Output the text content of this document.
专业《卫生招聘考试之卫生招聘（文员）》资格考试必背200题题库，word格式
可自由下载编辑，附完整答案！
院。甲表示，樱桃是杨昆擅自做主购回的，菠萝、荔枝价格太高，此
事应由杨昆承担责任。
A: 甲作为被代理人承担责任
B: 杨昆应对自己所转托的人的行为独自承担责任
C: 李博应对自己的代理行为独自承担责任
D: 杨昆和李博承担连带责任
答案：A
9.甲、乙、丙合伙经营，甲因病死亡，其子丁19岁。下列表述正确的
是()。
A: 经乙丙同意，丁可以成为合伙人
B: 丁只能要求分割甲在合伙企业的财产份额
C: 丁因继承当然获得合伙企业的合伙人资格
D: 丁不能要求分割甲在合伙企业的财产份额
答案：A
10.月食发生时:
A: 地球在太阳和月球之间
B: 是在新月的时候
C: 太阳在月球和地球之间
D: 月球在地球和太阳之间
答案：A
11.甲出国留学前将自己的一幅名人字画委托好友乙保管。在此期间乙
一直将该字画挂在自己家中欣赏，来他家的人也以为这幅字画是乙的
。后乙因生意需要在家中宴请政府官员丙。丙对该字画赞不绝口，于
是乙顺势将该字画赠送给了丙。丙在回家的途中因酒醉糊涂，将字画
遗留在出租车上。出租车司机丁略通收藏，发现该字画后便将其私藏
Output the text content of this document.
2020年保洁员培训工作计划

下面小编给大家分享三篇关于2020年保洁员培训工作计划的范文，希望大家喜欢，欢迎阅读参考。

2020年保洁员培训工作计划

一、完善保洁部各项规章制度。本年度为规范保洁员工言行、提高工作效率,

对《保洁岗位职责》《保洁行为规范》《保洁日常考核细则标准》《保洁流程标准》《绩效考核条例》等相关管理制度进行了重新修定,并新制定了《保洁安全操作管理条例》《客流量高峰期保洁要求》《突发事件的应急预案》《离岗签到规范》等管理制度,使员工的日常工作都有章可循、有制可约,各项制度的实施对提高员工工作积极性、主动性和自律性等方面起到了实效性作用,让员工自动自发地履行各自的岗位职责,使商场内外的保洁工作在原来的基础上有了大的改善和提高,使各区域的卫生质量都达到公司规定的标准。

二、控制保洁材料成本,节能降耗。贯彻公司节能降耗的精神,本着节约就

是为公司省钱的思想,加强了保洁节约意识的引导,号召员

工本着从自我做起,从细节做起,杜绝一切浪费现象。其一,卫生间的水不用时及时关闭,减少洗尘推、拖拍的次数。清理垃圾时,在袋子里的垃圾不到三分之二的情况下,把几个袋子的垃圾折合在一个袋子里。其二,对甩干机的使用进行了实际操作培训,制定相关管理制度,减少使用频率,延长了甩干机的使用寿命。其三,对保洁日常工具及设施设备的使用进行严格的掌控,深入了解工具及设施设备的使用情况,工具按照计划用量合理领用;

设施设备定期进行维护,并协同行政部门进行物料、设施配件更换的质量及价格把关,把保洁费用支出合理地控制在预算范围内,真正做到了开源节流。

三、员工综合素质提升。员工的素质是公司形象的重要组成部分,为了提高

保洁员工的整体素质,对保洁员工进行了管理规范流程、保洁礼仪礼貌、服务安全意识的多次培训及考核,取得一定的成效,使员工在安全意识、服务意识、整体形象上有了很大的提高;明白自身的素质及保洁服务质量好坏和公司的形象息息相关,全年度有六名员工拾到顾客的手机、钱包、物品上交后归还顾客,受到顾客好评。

• GIVEN EXERCISE:
Transcribe every entry exactly, omitting nothing.

• EXPECTED OUTPUT:
Output the text content of this document.
专业《卫生招聘考试之卫生招聘（文员）》资格考试必背200题题库，word格式
可自由下载编辑，附完整答案！
院。甲表示，樱桃是杨昆擅自做主购回的，菠萝、荔枝价格太高，此
事应由杨昆承担责任。
A: 甲作为被代理人承担责任
B: 杨昆应对自己所转托的人的行为独自承担责任
C: 李博应对自己的代理行为独自承担责任
D: 杨昆和李博承担连带责任
答案：A
9.甲、乙、丙合伙经营，甲因病死亡，其子丁19岁。下列表述正确的
是()。
A: 经乙丙同意，丁可以成为合伙人
B: 丁只能要求分割甲在合伙企业的财产份额
C: 丁因继承当然获得合伙企业的合伙人资格
D: 丁不能要求分割甲在合伙企业的财产份额
答案：A
10.月食发生时:
A: 地球在太阳和月球之间
B: 是在新月的时候
C: 太阳在月球和地球之间
D: 月球在地球和太阳之间
答案：A
11.甲出国留学前将自己的一幅名人字画委托好友乙保管。在此期间乙
一直将该字画挂在自己家中欣赏，来他家的人也以为这幅字画是乙的
。后乙因生意需要在家中宴请政府官员丙。丙对该字画赞不绝口，于
是乙顺势将该字画赠送给了丙。丙在回家的途中因酒醉糊涂，将字画
遗留在出租车上。出租车司机丁略通收藏，发现该字画后便将其私藏
Output the text content of this document.
2020年保洁员培训工作计划

下面小编给大家分享三篇关于2020年保洁员培训工作计划的范文，希望大家喜欢，欢迎阅读参考。

2020年保洁员培训工作计划

一、完善保洁部各项规章制度。本年度为规范保洁员工言行、提高工作效率,

对《保洁岗位职责》《保洁行为规范》《保洁日常考核细则标准》《保洁流程标准》《绩效考核条例》等相关管理制度进行了重新修定,并新制定了《保洁安全操作管理条例》《客流量高峰期保洁要求》《突发事件的应急预案》《离岗签到规范》等管理制度,使员工的日常工作都有章可循、有制可约,各项制度的实施对提高员工工作积极性、主动性和自律性等方面起到了实效性作用,让员工自动自发地履行各自的岗位职责,使商场内外的保洁工作在原来的基础上有了大的改善和提高,使各区域的卫生质量都达到公司规定的标准。

二、控制保洁材料成本,节能降耗。贯彻公司节能降耗的精神,本着节约就

是为公司省钱的思想,加强了保洁节约意识的引导,号召员

工本着从自我做起,从细节做起,杜绝一切浪费现象。其一,卫生间的水不用时及时关闭,减少洗尘推、拖拍的次数。清理垃圾时,在袋子里的垃圾不到三分之二的情况下,把几个袋子的垃圾折合在一个袋子里。其二,对甩干机的使用进行了实际操作培训,制定相关管理制度,减少使用频率,延长了甩干机的使用寿命。其三,对保洁日常工具及设施设备的使用进行严格的掌控,深入了解工具及设施设备的使用情况,工具按照计划用量合理领用;

设施设备定期进行维护,并协同行政部门进行物料、设施配件更换的质量及价格把关,把保洁费用支出合理地控制在预算范围内,真正做到了开源节流。

三、员工综合素质提升。员工的素质是公司形象的重要组成部分,为了提高

保洁员工的整体素质,对保洁员工进行了管理规范流程、保洁礼仪礼貌、服务安全意识的多次培训及考核,取得一定的成效,使员工在安全意识、服务意识、整体形象上有了很大的提高;明白自身的素质及保洁服务质量好坏和公司的形象息息相关,全年度有六名员工拾到顾客的手机、钱包、物品上交后归还顾客,受到顾客好评。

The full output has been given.